> [What this task involves] Pull out every line with the word "каждому".

***** Given data

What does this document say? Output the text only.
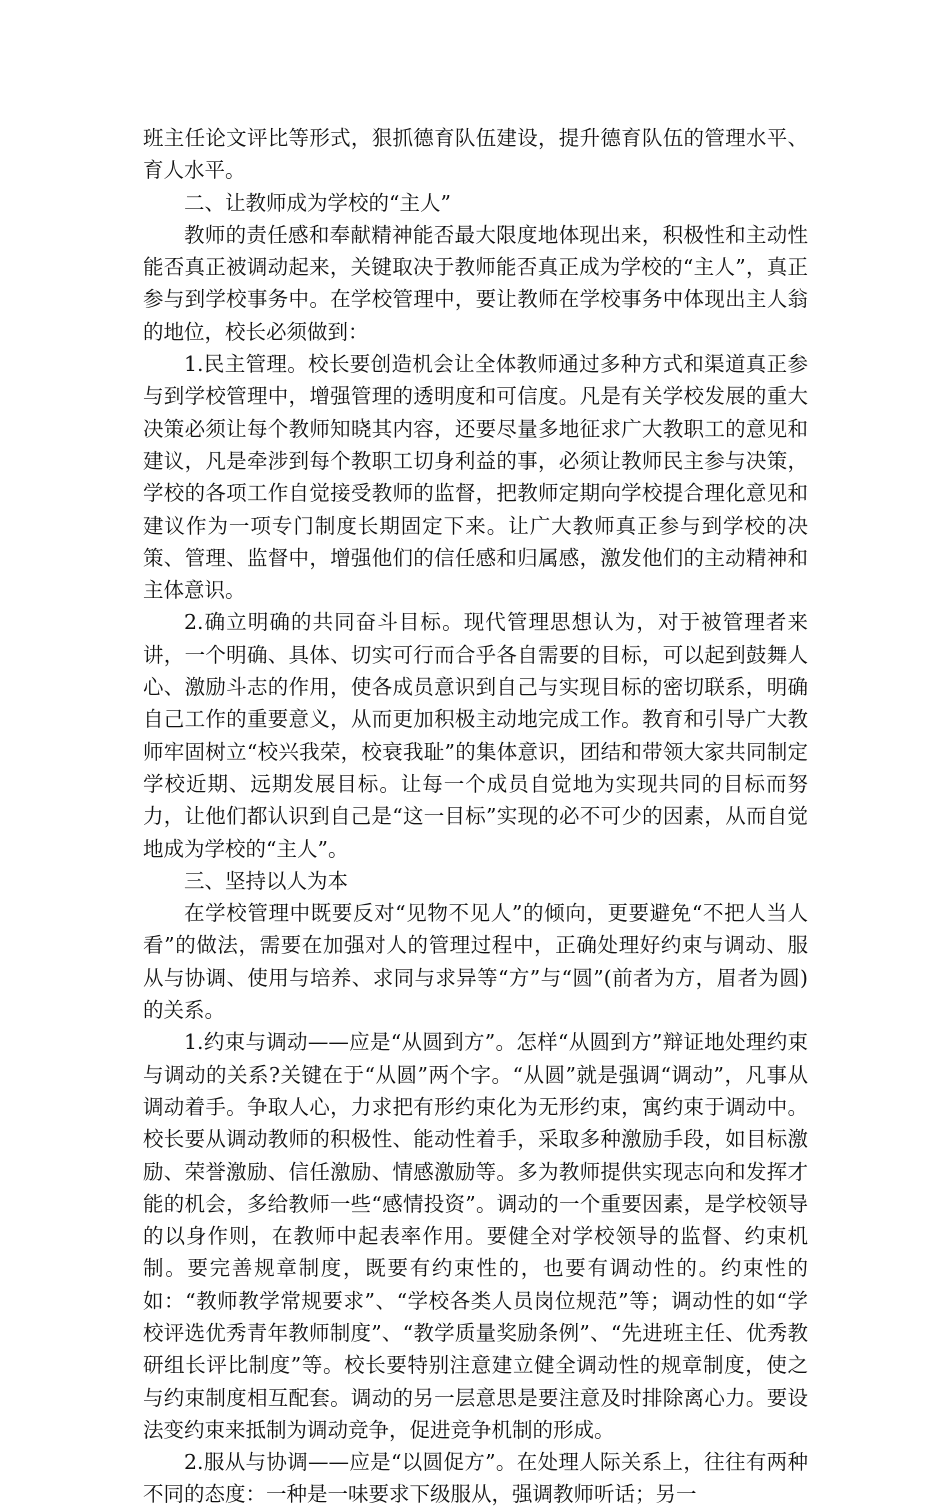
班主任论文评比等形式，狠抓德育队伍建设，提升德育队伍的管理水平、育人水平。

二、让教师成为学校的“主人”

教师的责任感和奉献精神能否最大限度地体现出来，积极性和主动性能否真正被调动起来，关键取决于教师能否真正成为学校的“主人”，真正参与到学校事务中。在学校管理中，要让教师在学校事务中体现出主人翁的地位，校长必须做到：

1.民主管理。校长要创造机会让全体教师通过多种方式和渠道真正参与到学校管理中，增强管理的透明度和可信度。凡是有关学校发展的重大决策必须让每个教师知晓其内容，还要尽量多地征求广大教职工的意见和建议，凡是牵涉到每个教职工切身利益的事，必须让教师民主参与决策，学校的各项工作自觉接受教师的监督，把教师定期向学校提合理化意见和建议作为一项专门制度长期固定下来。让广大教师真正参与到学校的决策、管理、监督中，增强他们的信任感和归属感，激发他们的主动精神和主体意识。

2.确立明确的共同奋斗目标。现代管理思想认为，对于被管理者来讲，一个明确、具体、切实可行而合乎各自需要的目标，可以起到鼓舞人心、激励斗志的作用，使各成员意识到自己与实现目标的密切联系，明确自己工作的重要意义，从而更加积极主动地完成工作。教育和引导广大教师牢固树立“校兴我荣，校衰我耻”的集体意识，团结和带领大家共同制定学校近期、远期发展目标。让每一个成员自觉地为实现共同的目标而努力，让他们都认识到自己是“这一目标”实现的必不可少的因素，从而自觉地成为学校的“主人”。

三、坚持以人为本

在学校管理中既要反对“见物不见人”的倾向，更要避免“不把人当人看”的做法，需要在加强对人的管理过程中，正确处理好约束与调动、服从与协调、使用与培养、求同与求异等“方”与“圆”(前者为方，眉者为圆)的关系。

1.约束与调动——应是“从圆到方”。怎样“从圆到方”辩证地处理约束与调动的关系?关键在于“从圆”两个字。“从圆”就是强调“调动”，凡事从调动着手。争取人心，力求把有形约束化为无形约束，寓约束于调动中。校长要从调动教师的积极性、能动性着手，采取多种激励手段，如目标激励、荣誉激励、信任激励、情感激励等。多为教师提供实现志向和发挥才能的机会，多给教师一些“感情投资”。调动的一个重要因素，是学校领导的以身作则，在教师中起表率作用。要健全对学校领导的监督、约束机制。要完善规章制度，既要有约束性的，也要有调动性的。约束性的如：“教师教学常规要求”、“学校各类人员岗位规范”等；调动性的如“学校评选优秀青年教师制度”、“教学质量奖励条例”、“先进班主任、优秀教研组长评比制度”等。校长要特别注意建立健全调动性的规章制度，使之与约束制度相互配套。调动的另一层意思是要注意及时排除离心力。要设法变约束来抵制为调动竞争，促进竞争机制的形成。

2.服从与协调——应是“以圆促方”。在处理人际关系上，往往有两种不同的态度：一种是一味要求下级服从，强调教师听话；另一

**********
***** Given data

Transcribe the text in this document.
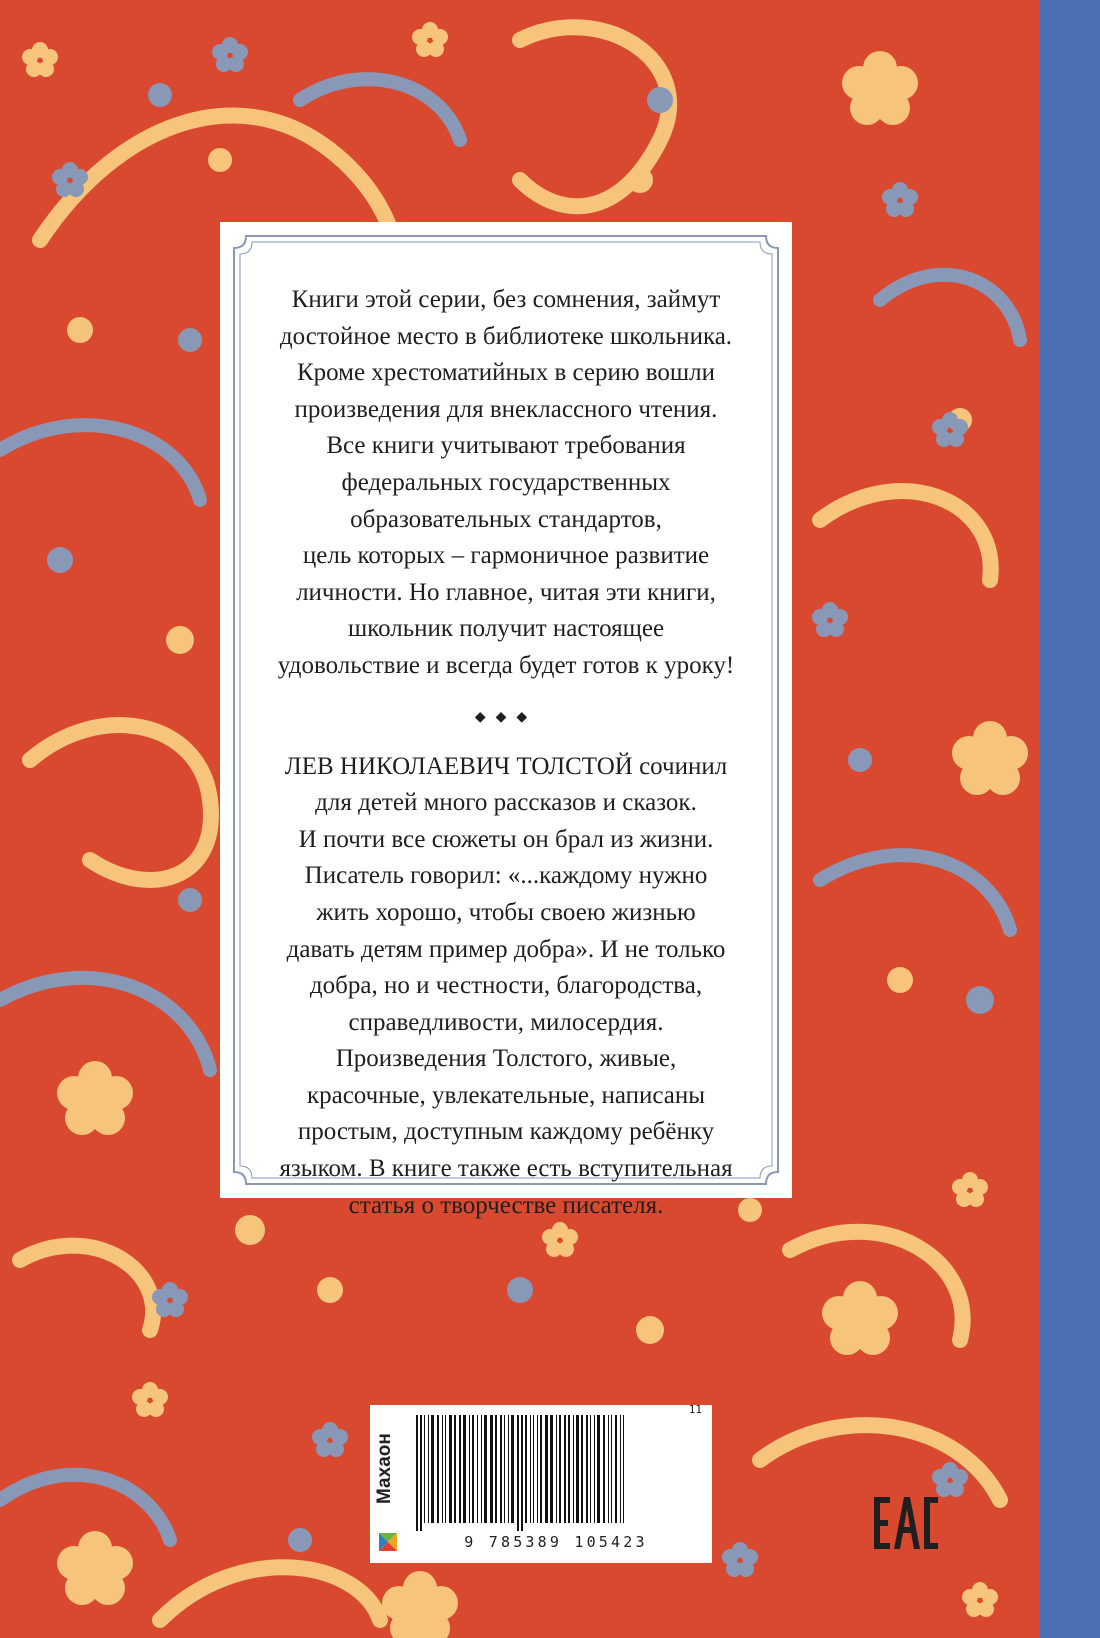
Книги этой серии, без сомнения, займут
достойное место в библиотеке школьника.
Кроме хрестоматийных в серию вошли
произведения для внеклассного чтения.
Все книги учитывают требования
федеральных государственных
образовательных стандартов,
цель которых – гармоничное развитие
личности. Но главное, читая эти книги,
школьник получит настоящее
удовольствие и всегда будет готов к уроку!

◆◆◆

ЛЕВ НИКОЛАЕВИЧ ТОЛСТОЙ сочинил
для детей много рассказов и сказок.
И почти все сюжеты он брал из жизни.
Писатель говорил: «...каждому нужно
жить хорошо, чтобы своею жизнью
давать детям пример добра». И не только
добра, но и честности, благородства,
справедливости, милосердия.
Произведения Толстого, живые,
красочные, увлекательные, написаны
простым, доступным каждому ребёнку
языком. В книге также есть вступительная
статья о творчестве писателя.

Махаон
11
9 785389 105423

**********
***** Given data

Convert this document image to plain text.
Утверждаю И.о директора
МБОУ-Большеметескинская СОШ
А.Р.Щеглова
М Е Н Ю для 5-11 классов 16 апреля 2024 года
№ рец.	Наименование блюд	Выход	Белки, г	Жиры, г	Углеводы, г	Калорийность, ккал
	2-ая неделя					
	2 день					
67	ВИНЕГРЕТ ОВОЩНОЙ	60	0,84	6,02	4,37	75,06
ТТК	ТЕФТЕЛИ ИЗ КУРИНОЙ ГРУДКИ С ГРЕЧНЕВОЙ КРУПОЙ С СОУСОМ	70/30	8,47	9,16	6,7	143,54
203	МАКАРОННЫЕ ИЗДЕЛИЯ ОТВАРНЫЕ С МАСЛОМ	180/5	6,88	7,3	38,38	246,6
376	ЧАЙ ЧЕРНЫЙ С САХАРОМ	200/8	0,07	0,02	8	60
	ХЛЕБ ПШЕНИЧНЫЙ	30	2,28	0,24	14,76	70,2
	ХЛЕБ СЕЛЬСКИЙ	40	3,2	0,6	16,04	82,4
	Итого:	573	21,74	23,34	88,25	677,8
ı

**********

> [Task result]
Писатель говорил: «...каждому нужно
простым, доступным каждому ребёнку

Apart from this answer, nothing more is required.